___ Information shown
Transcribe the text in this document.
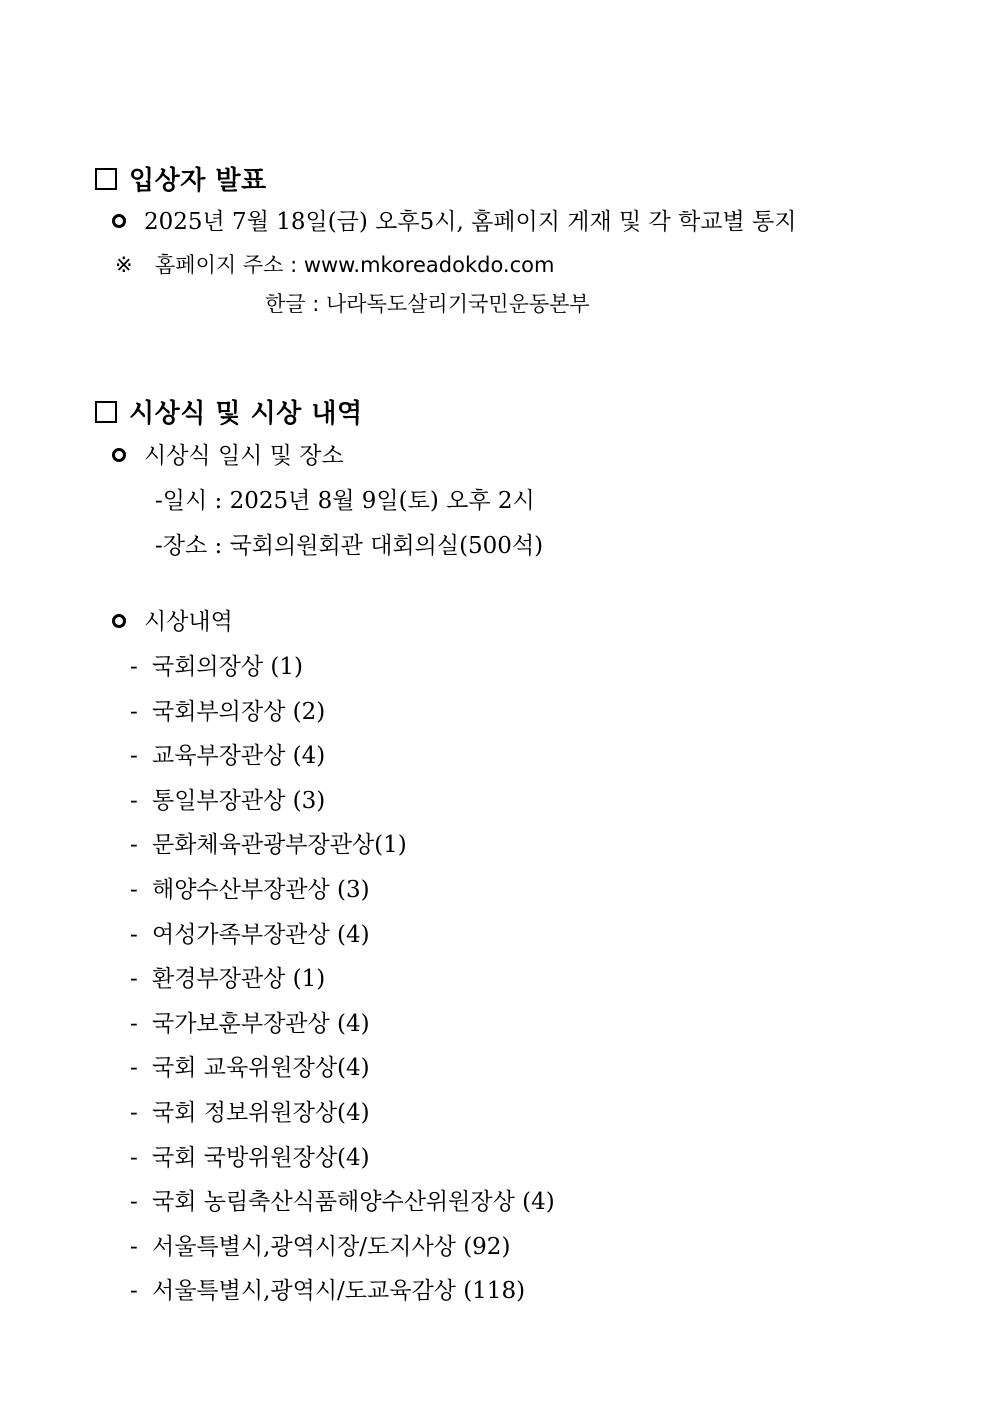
입상자 발표
2025년 7월 18일(금) 오후5시, 홈페이지 게재 및 각 학교별 통지
※ 홈페이지 주소 : www.mkoreadokdo.com
한글 : 나라독도살리기국민운동본부
시상식 및 시상 내역
시상식 일시 및 장소
-일시 : 2025년 8월 9일(토) 오후 2시
-장소 : 국회의원회관 대회의실(500석)
시상내역
- 국회의장상 (1)
- 국회부의장상 (2)
- 교육부장관상 (4)
- 통일부장관상 (3)
- 문화체육관광부장관상(1)
- 해양수산부장관상 (3)
- 여성가족부장관상 (4)
- 환경부장관상 (1)
- 국가보훈부장관상 (4)
- 국회 교육위원장상(4)
- 국회 정보위원장상(4)
- 국회 국방위원장상(4)
- 국회 농림축산식품해양수산위원장상 (4)
- 서울특별시,광역시장/도지사상 (92)
- 서울특별시,광역시/도교육감상 (118)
______
▶ [Instruction]: Count each line where the string "홈페이지" occurs, and write only the number.

▶ [Task response]: 2